§ Records for this exercise:
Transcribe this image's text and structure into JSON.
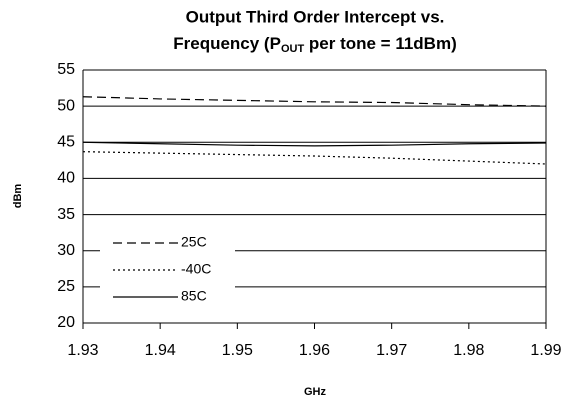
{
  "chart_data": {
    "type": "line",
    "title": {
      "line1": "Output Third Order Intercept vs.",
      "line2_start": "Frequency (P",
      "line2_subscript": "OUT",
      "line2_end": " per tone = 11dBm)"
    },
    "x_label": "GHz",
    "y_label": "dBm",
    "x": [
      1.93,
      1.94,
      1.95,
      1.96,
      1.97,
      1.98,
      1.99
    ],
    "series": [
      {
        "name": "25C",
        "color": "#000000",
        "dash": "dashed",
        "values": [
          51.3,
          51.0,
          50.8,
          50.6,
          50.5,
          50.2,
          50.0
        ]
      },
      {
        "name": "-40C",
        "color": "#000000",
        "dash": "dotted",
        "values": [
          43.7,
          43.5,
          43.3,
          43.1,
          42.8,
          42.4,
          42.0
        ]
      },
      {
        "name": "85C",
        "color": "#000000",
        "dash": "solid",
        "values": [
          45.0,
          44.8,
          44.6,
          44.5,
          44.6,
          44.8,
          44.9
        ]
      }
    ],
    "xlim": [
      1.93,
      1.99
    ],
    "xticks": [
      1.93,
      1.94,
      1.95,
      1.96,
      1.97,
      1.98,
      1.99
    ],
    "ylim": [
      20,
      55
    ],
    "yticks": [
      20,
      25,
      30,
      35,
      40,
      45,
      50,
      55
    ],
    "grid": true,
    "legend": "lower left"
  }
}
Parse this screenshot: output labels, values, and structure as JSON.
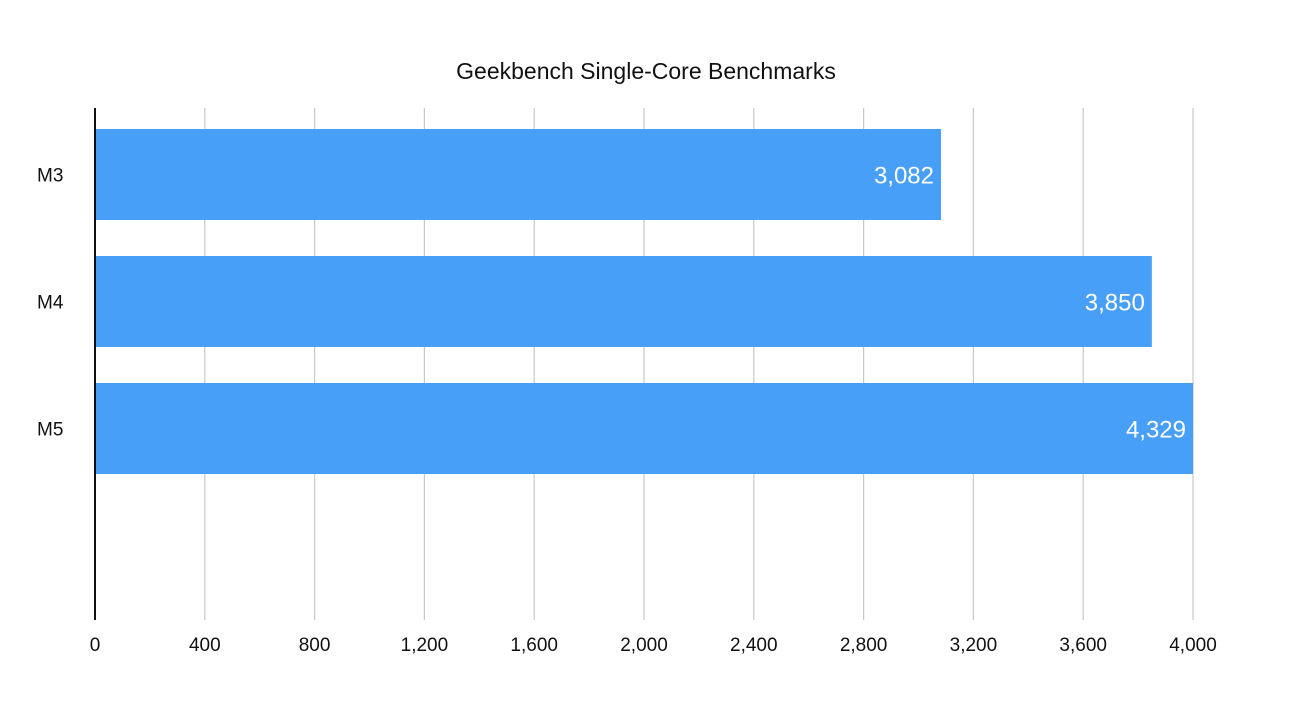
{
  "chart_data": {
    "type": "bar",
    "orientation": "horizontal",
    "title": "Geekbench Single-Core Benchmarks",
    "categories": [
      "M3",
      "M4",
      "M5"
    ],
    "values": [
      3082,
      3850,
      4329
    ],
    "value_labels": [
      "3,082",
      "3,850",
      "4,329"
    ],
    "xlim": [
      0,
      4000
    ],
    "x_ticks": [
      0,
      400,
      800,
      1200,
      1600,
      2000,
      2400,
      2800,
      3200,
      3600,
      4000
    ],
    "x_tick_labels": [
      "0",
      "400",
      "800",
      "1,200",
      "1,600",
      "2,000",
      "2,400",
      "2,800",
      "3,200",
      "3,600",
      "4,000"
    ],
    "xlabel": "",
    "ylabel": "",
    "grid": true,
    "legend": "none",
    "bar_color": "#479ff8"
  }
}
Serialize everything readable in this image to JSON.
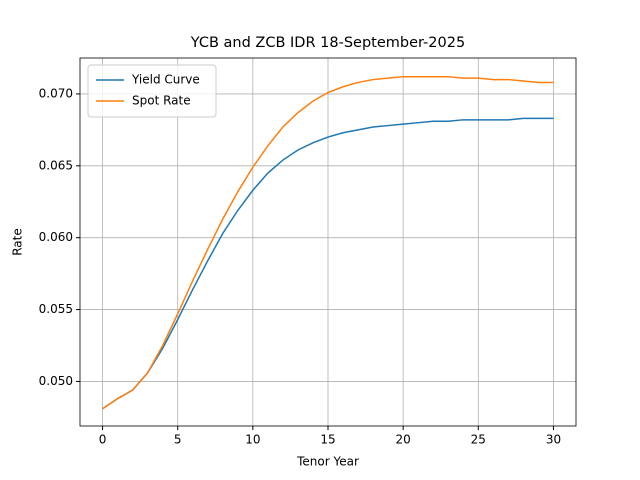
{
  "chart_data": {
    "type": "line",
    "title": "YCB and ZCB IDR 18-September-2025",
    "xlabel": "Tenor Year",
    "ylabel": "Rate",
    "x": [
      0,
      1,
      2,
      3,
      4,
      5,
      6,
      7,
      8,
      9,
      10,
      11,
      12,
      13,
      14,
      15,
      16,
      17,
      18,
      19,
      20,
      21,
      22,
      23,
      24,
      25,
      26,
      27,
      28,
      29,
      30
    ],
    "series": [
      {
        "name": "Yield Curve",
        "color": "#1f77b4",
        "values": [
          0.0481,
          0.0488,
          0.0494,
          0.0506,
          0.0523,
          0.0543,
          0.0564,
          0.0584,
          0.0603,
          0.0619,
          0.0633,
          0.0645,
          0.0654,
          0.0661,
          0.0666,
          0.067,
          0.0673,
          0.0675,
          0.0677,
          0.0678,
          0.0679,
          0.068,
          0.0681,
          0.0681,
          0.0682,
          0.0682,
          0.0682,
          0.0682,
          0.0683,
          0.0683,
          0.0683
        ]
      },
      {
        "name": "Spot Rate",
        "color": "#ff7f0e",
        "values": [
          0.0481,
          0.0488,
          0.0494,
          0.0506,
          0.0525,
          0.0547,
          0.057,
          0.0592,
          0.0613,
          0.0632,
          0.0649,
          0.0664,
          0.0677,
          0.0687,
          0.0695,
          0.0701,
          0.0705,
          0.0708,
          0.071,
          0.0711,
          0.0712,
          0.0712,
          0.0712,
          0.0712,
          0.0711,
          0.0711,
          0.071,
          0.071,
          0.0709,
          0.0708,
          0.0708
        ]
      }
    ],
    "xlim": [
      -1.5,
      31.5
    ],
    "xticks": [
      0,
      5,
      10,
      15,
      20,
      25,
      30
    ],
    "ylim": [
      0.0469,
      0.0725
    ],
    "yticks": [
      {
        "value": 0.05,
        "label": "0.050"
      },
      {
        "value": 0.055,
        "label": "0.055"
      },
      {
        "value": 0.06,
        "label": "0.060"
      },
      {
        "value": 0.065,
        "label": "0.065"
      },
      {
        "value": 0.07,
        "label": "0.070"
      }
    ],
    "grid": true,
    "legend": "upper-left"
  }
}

§ Requirements:
In the entries above, find each line with the word "title" and copy it.

§ Task result:
    "title": {
    "title": "Geekbench Single-Core Benchmarks",
    "title": "YCB and ZCB IDR 18-September-2025",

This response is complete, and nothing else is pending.